--- BEGIN DATA LISTING ---

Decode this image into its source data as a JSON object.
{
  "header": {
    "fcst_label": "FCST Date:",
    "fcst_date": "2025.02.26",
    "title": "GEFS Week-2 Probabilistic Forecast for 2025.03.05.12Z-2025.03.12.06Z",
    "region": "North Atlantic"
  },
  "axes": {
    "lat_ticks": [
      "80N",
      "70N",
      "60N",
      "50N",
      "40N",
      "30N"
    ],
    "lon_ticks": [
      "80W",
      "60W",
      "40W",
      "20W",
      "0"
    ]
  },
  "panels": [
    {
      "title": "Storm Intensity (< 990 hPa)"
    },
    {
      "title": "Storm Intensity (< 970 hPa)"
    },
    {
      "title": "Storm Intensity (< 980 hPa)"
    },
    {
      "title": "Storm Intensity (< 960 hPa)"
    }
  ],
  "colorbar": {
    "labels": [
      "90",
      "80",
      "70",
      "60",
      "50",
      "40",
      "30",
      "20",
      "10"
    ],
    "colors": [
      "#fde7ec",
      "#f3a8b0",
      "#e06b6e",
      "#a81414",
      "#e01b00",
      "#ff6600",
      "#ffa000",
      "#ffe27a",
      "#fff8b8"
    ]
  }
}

--- END DATA LISTING ---

*TASK DIRECTIONS*: Only lines with the word "title" are wanted, so copy each one from the records.

*TASK OUTPUT*:
    "title": "GEFS Week-2 Probabilistic Forecast for 2025.03.05.12Z-2025.03.12.06Z",
      "title": "Storm Intensity (< 990 hPa)"
      "title": "Storm Intensity (< 970 hPa)"
      "title": "Storm Intensity (< 980 hPa)"
      "title": "Storm Intensity (< 960 hPa)"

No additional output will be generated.